Exercice 1:
Mettez à jour le texte sur la détente en reprenant le passage qui commence par les mots « Sécurité intérieure et » et se termine par « et le terrorisme. », où « terrorisme » cède la place à « crime organisé ».
Exercice 2:
Selon le texte sur la détente, pourquoi les excès des grandes puissances ont-ils des effets résiduels nocifs ?

Texte extrait:
--------------------------------

Permanence des facteurs agressifs dans l’étape de détente
Bien que les grandes puissances aient déclaré la guerre froide terminée, leur agressivité n’a pas disparu. Il se produit actuellement des violations d’espaces aériens et maritimes, des approches imprudentes de territoires lointains, des incursions et des installations de bases militaires, des consolidations de pactes militaires, des guerres ou des occupations de territoires étrangers par le contrôle des voies de navigation ou par la possession des gisements de ressources naturelles. Les précédents créés par les guerres de Corée, du Vietnam, du Laos et du Cambodge, par les crises de Suez, de Berlin et de Cuba, par les incursions à Grenade, à Tripoli et au Panama ont montré au monde la disproportion de l’action belliqueuse si souvent infligée aux pays sans défense. Cela pèse lors des pourparlers sur le désarmement. Ces faits acquièrent une gravité particulière quand, dans des cas comme celui de la guerre du Golfe, ils surviennent aux abords de pays de grande importance qui pourraient interpréter ces manœuvres comme préjudiciables à leur sécurité. De semblables excès ont eu des effets résiduels nocifs : ils renforcent les groupes d’opposition intérieurs qui jugent leur gouvernement incompétent à freiner ces avancées. Ce qui peut, bien entendu, finir par compromettre le climat international de paix si nécessaire à l’heure actuelle.
Sécurité intérieure et restructuration militaire
En ce qui concerne la sécurité intérieure, mentionnons deux problèmes qui semblent se profiler à l’horizon des évènements proches : les explosions sociales et le terrorisme.

--------------------------------

Section des données:

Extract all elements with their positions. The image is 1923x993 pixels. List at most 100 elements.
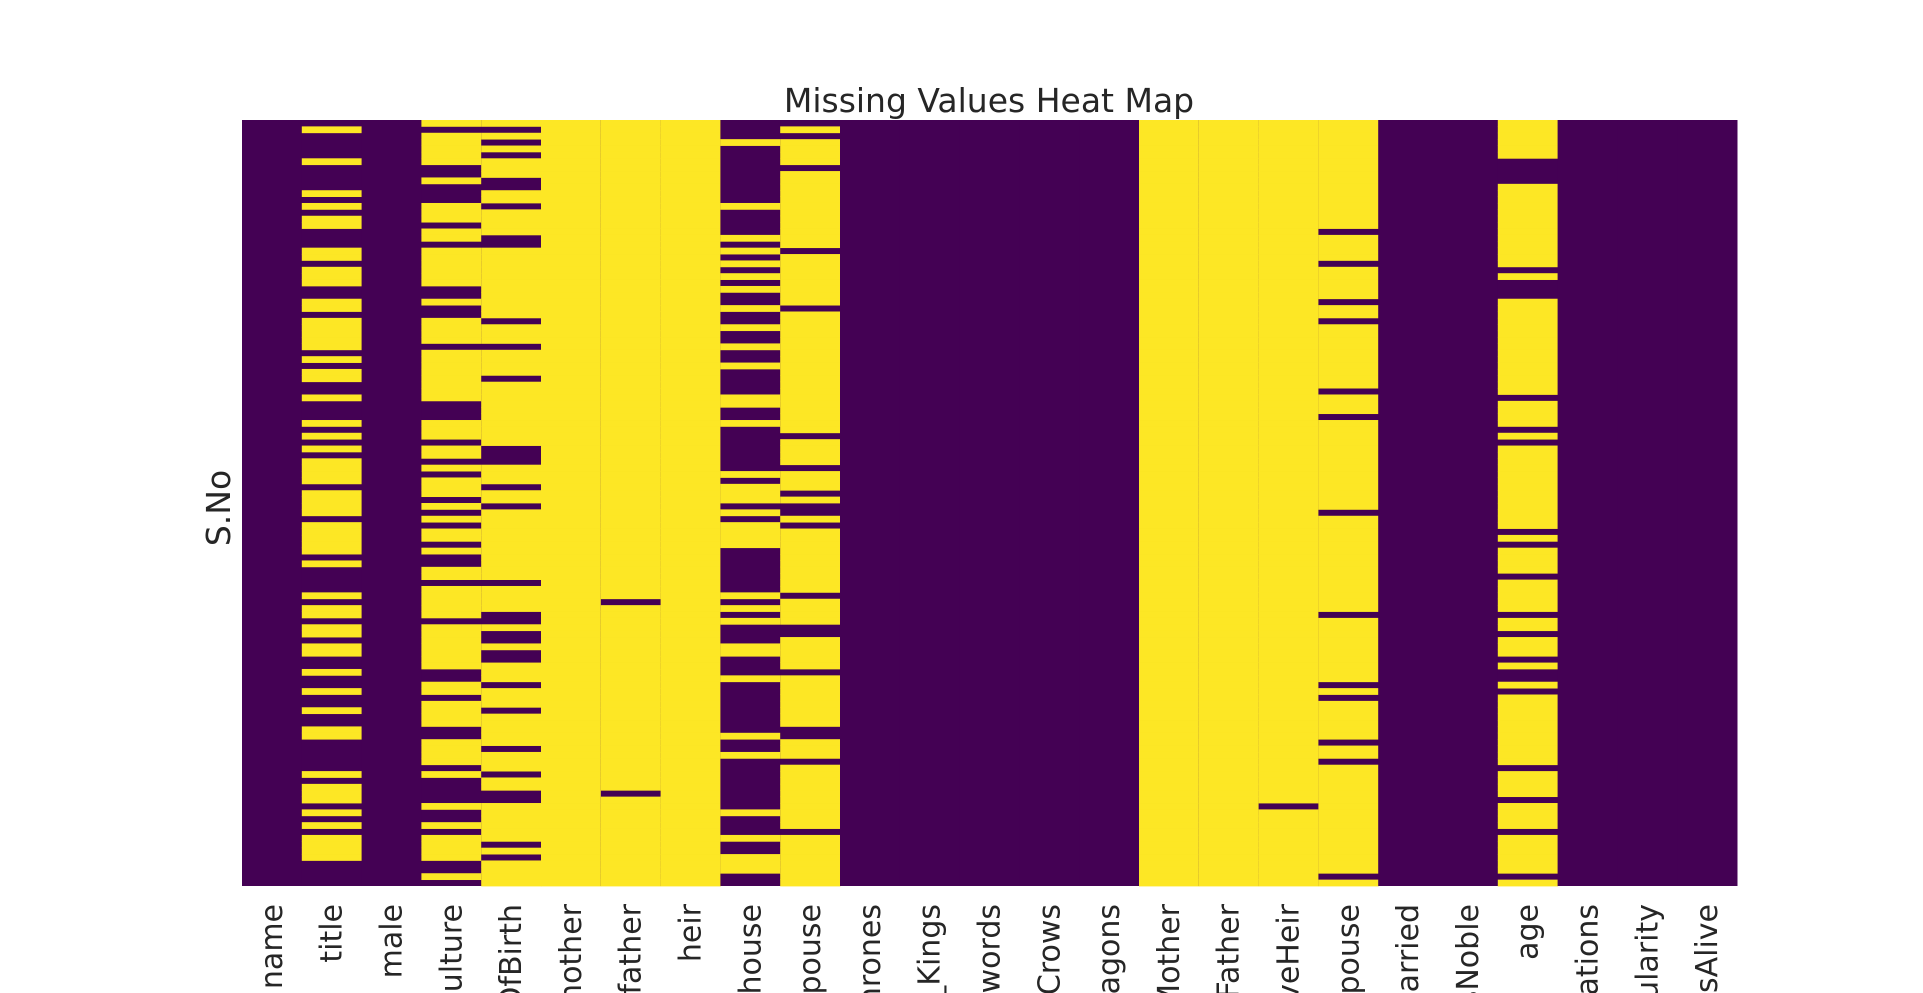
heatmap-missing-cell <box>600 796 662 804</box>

--------------------------------

Solution rédigée 1:
Sécurité intérieure et restructuration militaire
En ce qui concerne la sécurité intérieure, mentionnons deux problèmes qui semblent se profiler à l’horizon des évènements proches : les explosions sociales et le crime organisé.

Solution rédigée 2:
Ils renforcent les groupes d'opposition intérieurs, qui jugent leur gouvernement incompétent à freiner ces avancées. Cela peut finir par compromettre le climat international de paix, si nécessaire à l'heure actuelle.